## SOURCE TEXT
Australia–Japan test series
| Japan | Australia |
| Japan | Australia (converted) |
| 0 | 2 |

First test
| Japan | Australia |
| 32 | 35 |
- Match details
- Date: 8 August
- Venue: Hanazono Rugby Stadium, Higashiōsaka

Second test
| Australia | Japan |
| 56 | 17 |
- Match details
- Date: 15 August
- Venue: North Queensland Stadium, Townsville

= 2026 Australia–Japan rugby union test series =

The Australia and Japan national rugby teams toured each other in a two-test, home-and-away series in August 2026. The tour was known as the 2026 Lipovitan-D Challenge Cup in Japan (リポビタンDチャレンジカップ2026), and the 2026 Flight Centre Series in Australia for sponsorship reasons. The matches were confirmed by Rugby Australia (RA) in November 2025 following the restructuring of the annual Rugby Championship into a revised cycle, under which the competition is held in three consecutive years (2027, 2028, 2029) before being postponed in the fourth (2030, to make way for the 2026 and 2030 New Zealand/South Africa tours.

Australia won the series 2–0 after defeating Japan in a close match in Osaka, before winning the series in the following test in Australia, winning by 39 points.

## GIVEN TASK
Could you give the stretch of the rugby series text from "Australia won the" through "by 39 points." again, switching "close" to "narrow"? This material comes from a separate source.

(Element location data)
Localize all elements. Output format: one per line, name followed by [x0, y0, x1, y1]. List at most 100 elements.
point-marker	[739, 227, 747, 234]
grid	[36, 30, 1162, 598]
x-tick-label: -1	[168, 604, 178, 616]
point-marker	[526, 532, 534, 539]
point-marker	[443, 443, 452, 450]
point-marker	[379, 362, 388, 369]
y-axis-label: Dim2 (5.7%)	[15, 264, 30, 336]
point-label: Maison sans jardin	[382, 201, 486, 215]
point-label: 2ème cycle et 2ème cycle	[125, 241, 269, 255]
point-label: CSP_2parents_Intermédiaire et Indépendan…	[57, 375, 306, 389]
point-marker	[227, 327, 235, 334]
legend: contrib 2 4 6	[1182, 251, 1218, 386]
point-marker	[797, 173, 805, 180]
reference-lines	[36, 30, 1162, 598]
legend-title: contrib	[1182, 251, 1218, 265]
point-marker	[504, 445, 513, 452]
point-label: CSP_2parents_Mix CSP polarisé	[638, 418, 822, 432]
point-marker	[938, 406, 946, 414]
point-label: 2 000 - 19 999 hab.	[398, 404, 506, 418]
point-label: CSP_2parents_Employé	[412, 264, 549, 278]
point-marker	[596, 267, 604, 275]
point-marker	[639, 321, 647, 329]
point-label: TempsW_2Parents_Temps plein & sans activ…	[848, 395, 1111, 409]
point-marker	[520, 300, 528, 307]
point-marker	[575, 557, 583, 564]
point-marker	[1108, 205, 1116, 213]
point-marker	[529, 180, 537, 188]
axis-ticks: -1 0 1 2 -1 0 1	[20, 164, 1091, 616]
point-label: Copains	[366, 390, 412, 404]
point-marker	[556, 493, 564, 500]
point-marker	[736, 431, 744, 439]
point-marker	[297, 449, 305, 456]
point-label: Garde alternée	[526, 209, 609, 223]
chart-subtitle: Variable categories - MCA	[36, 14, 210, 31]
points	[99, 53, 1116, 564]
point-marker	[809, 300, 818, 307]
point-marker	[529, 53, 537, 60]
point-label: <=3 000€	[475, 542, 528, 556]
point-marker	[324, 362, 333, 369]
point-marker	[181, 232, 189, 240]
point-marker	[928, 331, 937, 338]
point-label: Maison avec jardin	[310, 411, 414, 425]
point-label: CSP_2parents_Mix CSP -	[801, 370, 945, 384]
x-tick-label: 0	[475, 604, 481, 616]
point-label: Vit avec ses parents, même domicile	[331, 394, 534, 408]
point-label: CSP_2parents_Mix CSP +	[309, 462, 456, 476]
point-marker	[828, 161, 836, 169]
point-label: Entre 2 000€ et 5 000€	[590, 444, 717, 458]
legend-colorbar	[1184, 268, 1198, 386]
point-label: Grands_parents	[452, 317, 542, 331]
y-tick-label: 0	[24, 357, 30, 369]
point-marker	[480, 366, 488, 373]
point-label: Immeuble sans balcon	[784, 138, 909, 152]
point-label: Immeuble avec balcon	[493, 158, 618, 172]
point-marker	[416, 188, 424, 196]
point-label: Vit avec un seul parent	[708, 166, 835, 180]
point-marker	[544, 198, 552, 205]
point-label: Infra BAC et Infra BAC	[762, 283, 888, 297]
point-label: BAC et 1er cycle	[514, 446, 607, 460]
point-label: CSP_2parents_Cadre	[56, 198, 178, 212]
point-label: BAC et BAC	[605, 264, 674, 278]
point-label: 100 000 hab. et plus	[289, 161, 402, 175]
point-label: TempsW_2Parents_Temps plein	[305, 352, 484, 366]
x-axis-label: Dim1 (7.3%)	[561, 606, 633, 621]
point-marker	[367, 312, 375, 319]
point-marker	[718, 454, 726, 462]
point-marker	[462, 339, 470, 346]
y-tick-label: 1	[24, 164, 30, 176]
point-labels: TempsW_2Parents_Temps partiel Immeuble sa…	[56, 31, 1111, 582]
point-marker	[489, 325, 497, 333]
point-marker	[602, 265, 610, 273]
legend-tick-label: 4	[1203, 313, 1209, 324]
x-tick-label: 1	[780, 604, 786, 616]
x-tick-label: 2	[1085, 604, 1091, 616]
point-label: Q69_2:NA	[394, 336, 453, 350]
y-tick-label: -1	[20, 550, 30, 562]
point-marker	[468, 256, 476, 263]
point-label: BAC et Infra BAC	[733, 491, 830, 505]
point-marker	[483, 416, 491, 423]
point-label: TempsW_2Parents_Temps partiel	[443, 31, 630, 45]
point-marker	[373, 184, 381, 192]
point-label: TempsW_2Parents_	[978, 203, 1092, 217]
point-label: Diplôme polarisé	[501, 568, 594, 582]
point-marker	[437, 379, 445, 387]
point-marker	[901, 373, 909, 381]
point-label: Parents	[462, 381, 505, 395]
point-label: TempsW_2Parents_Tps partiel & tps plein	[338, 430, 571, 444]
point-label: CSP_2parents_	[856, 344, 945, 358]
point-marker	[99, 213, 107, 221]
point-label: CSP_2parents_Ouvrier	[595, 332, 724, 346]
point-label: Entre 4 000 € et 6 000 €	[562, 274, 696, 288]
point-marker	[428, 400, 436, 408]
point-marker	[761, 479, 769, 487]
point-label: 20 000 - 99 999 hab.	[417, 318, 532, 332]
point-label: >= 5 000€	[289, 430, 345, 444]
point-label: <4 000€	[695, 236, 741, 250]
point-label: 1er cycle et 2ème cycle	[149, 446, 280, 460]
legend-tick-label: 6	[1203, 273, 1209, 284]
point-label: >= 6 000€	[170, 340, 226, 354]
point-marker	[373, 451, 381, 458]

## WRITTEN ANSWER
Australia won the series 2–0 after defeating Japan in a narrow match in Osaka, before winning the series in the following test in Australia, winning by 39 points.